Task requirements » Print the listing as it stands, omitting all images.

[Records that describe figures]
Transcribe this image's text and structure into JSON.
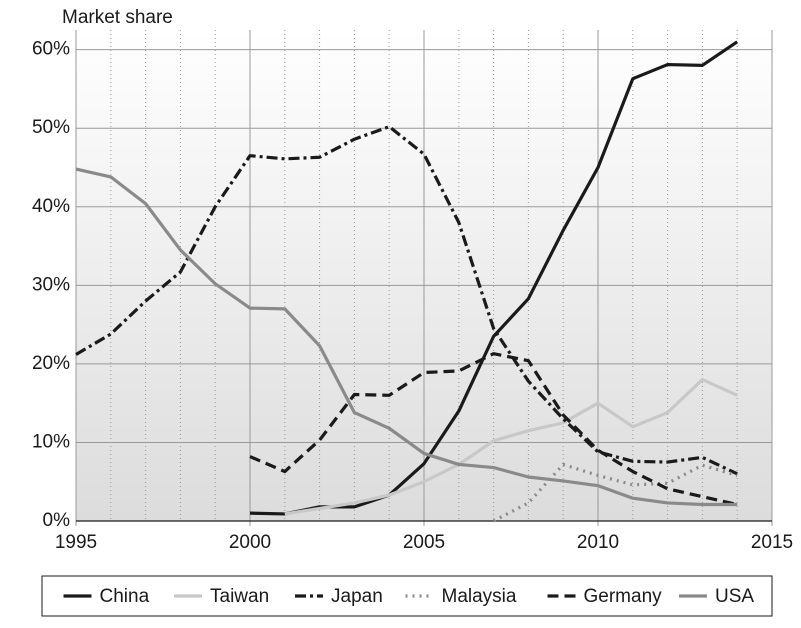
{
  "chart_data": {
    "type": "line",
    "y_label": "Market share",
    "x": [
      1995,
      1996,
      1997,
      1998,
      1999,
      2000,
      2001,
      2002,
      2003,
      2004,
      2005,
      2006,
      2007,
      2008,
      2009,
      2010,
      2011,
      2012,
      2013,
      2014
    ],
    "series": [
      {
        "name": "China",
        "color": "#1a1a1a",
        "dash": "solid",
        "values": [
          null,
          null,
          null,
          null,
          null,
          1.0,
          0.9,
          1.8,
          1.8,
          3.3,
          7.3,
          14,
          23.5,
          28.3,
          37,
          45,
          56.3,
          58.1,
          58,
          61
        ]
      },
      {
        "name": "Taiwan",
        "color": "#c8c8c8",
        "dash": "solid",
        "values": [
          null,
          null,
          null,
          null,
          null,
          null,
          0.9,
          1.6,
          2.3,
          3.3,
          5,
          7.2,
          10.2,
          11.5,
          12.5,
          15,
          12,
          13.8,
          18,
          16
        ]
      },
      {
        "name": "Japan",
        "color": "#1a1a1a",
        "dash": "dashdot",
        "values": [
          21.2,
          23.8,
          28,
          31.7,
          40,
          46.5,
          46.1,
          46.3,
          48.6,
          50.2,
          46.7,
          38,
          24.5,
          17.8,
          13,
          8.8,
          7.6,
          7.5,
          8.1,
          6
        ]
      },
      {
        "name": "Malaysia",
        "color": "#8a8a8a",
        "dash": "dotted",
        "values": [
          null,
          null,
          null,
          null,
          null,
          null,
          null,
          null,
          null,
          null,
          null,
          null,
          0,
          2.3,
          7.2,
          5.8,
          4.6,
          4.8,
          7.1,
          5.8
        ]
      },
      {
        "name": "Germany",
        "color": "#1a1a1a",
        "dash": "dashed",
        "values": [
          null,
          null,
          null,
          null,
          null,
          8.2,
          6.3,
          10.3,
          16.1,
          16,
          18.9,
          19.1,
          21.3,
          20.4,
          13.5,
          9,
          6.3,
          4.1,
          3.1,
          2.1
        ]
      },
      {
        "name": "USA",
        "color": "#8a8a8a",
        "dash": "solid",
        "values": [
          44.8,
          43.8,
          40.4,
          34.5,
          30.2,
          27.1,
          27,
          22.3,
          13.8,
          11.8,
          8.6,
          7.2,
          6.8,
          5.6,
          5.1,
          4.5,
          2.9,
          2.3,
          2.1,
          2.1
        ]
      }
    ],
    "xlim": [
      1995,
      2015
    ],
    "xticks": [
      1995,
      2000,
      2005,
      2010,
      2015
    ],
    "xminorticks": [
      1996,
      1997,
      1998,
      1999,
      2001,
      2002,
      2003,
      2004,
      2006,
      2007,
      2008,
      2009,
      2011,
      2012,
      2013,
      2014
    ],
    "ylim": [
      0,
      62.5
    ],
    "yticks": [
      {
        "value": 0,
        "label": "0%"
      },
      {
        "value": 10,
        "label": "10%"
      },
      {
        "value": 20,
        "label": "20%"
      },
      {
        "value": 30,
        "label": "30%"
      },
      {
        "value": 40,
        "label": "40%"
      },
      {
        "value": 50,
        "label": "50%"
      },
      {
        "value": 60,
        "label": "60%"
      }
    ],
    "grid": true,
    "legend": "bottom"
  }
}
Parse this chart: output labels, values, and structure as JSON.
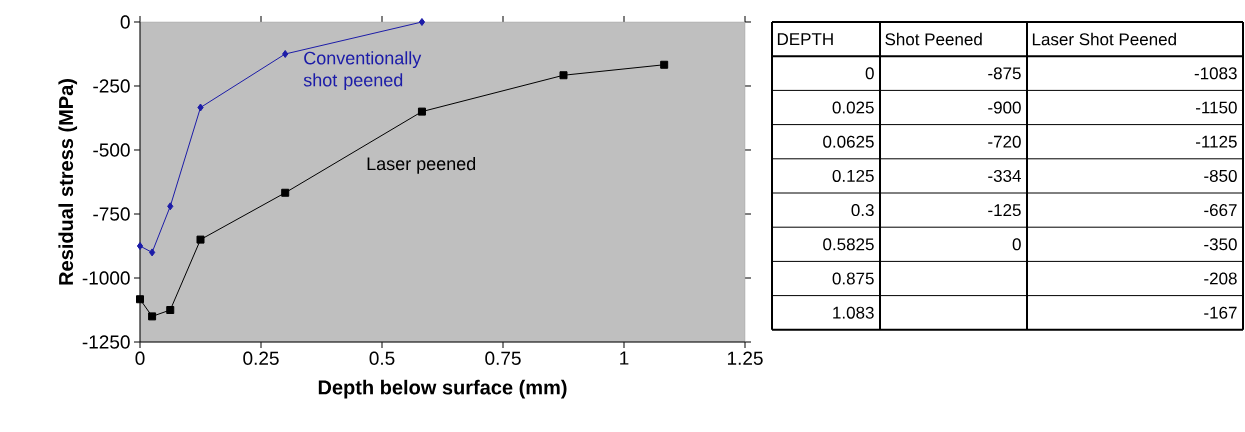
{
  "chart_data": [
    {
      "type": "line",
      "xlabel": "Depth below surface (mm)",
      "ylabel": "Residual stress (MPa)",
      "xlim": [
        0,
        1.25
      ],
      "ylim": [
        -1250,
        0
      ],
      "xticks": [
        0,
        0.25,
        0.5,
        0.75,
        1,
        1.25
      ],
      "yticks": [
        -1250,
        -1000,
        -750,
        -500,
        -250,
        0
      ],
      "series": [
        {
          "name": "Conventionally shot peened",
          "color": "#1c1ca8",
          "marker": "diamond",
          "x": [
            0,
            0.025,
            0.0625,
            0.125,
            0.3,
            0.5825
          ],
          "values": [
            -875,
            -900,
            -720,
            -334,
            -125,
            0
          ]
        },
        {
          "name": "Laser peened",
          "color": "#000000",
          "marker": "square",
          "x": [
            0,
            0.025,
            0.0625,
            0.125,
            0.3,
            0.5825,
            0.875,
            1.083
          ],
          "values": [
            -1083,
            -1150,
            -1125,
            -850,
            -667,
            -350,
            -208,
            -167
          ]
        }
      ]
    },
    {
      "type": "other",
      "categories": [
        "DEPTH",
        "Shot Peened",
        "Laser Shot Peened"
      ],
      "cell_labels": [
        [
          "0",
          "-875",
          "-1083"
        ],
        [
          "0.025",
          "-900",
          "-1150"
        ],
        [
          "0.0625",
          "-720",
          "-1125"
        ],
        [
          "0.125",
          "-334",
          "-850"
        ],
        [
          "0.3",
          "-125",
          "-667"
        ],
        [
          "0.5825",
          "0",
          "-350"
        ],
        [
          "0.875",
          null,
          "-208"
        ],
        [
          "1.083",
          null,
          "-167"
        ]
      ]
    }
  ]
}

Result of this exercise »
Transcribe this image's text and structure into JSON.
{
  "chart_data": {
    "type": "line",
    "y_label": "Market share",
    "x": [
      1995,
      1996,
      1997,
      1998,
      1999,
      2000,
      2001,
      2002,
      2003,
      2004,
      2005,
      2006,
      2007,
      2008,
      2009,
      2010,
      2011,
      2012,
      2013,
      2014
    ],
    "series": [
      {
        "name": "China",
        "color": "#1a1a1a",
        "dash": "solid",
        "values": [
          null,
          null,
          null,
          null,
          null,
          1.0,
          0.9,
          1.8,
          1.8,
          3.3,
          7.3,
          14,
          23.5,
          28.3,
          37,
          45,
          56.3,
          58.1,
          58,
          61
        ]
      },
      {
        "name": "Taiwan",
        "color": "#c8c8c8",
        "dash": "solid",
        "values": [
          null,
          null,
          null,
          null,
          null,
          null,
          0.9,
          1.6,
          2.3,
          3.3,
          5,
          7.2,
          10.2,
          11.5,
          12.5,
          15,
          12,
          13.8,
          18,
          16
        ]
      },
      {
        "name": "Japan",
        "color": "#1a1a1a",
        "dash": "dashdot",
        "values": [
          21.2,
          23.8,
          28,
          31.7,
          40,
          46.5,
          46.1,
          46.3,
          48.6,
          50.2,
          46.7,
          38,
          24.5,
          17.8,
          13,
          8.8,
          7.6,
          7.5,
          8.1,
          6
        ]
      },
      {
        "name": "Malaysia",
        "color": "#8a8a8a",
        "dash": "dotted",
        "values": [
          null,
          null,
          null,
          null,
          null,
          null,
          null,
          null,
          null,
          null,
          null,
          null,
          0,
          2.3,
          7.2,
          5.8,
          4.6,
          4.8,
          7.1,
          5.8
        ]
      },
      {
        "name": "Germany",
        "color": "#1a1a1a",
        "dash": "dashed",
        "values": [
          null,
          null,
          null,
          null,
          null,
          8.2,
          6.3,
          10.3,
          16.1,
          16,
          18.9,
          19.1,
          21.3,
          20.4,
          13.5,
          9,
          6.3,
          4.1,
          3.1,
          2.1
        ]
      },
      {
        "name": "USA",
        "color": "#8a8a8a",
        "dash": "solid",
        "values": [
          44.8,
          43.8,
          40.4,
          34.5,
          30.2,
          27.1,
          27,
          22.3,
          13.8,
          11.8,
          8.6,
          7.2,
          6.8,
          5.6,
          5.1,
          4.5,
          2.9,
          2.3,
          2.1,
          2.1
        ]
      }
    ],
    "xlim": [
      1995,
      2015
    ],
    "xticks": [
      1995,
      2000,
      2005,
      2010,
      2015
    ],
    "xminorticks": [
      1996,
      1997,
      1998,
      1999,
      2001,
      2002,
      2003,
      2004,
      2006,
      2007,
      2008,
      2009,
      2011,
      2012,
      2013,
      2014
    ],
    "ylim": [
      0,
      62.5
    ],
    "yticks": [
      {
        "value": 0,
        "label": "0%"
      },
      {
        "value": 10,
        "label": "10%"
      },
      {
        "value": 20,
        "label": "20%"
      },
      {
        "value": 30,
        "label": "30%"
      },
      {
        "value": 40,
        "label": "40%"
      },
      {
        "value": 50,
        "label": "50%"
      },
      {
        "value": 60,
        "label": "60%"
      }
    ],
    "grid": true,
    "legend": "bottom"
  }
}
Parse this chart: output labels, values, and structure as JSON.
{
  "chart_data": [
    {
      "type": "line",
      "xlabel": "Depth below surface (mm)",
      "ylabel": "Residual stress (MPa)",
      "xlim": [
        0,
        1.25
      ],
      "ylim": [
        -1250,
        0
      ],
      "xticks": [
        0,
        0.25,
        0.5,
        0.75,
        1,
        1.25
      ],
      "yticks": [
        -1250,
        -1000,
        -750,
        -500,
        -250,
        0
      ],
      "series": [
        {
          "name": "Conventionally shot peened",
          "color": "#1c1ca8",
          "marker": "diamond",
          "x": [
            0,
            0.025,
            0.0625,
            0.125,
            0.3,
            0.5825
          ],
          "values": [
            -875,
            -900,
            -720,
            -334,
            -125,
            0
          ]
        },
        {
          "name": "Laser peened",
          "color": "#000000",
          "marker": "square",
          "x": [
            0,
            0.025,
            0.0625,
            0.125,
            0.3,
            0.5825,
            0.875,
            1.083
          ],
          "values": [
            -1083,
            -1150,
            -1125,
            -850,
            -667,
            -350,
            -208,
            -167
          ]
        }
      ]
    },
    {
      "type": "other",
      "categories": [
        "DEPTH",
        "Shot Peened",
        "Laser Shot Peened"
      ],
      "cell_labels": [
        [
          "0",
          "-875",
          "-1083"
        ],
        [
          "0.025",
          "-900",
          "-1150"
        ],
        [
          "0.0625",
          "-720",
          "-1125"
        ],
        [
          "0.125",
          "-334",
          "-850"
        ],
        [
          "0.3",
          "-125",
          "-667"
        ],
        [
          "0.5825",
          "0",
          "-350"
        ],
        [
          "0.875",
          null,
          "-208"
        ],
        [
          "1.083",
          null,
          "-167"
        ]
      ]
    }
  ]
}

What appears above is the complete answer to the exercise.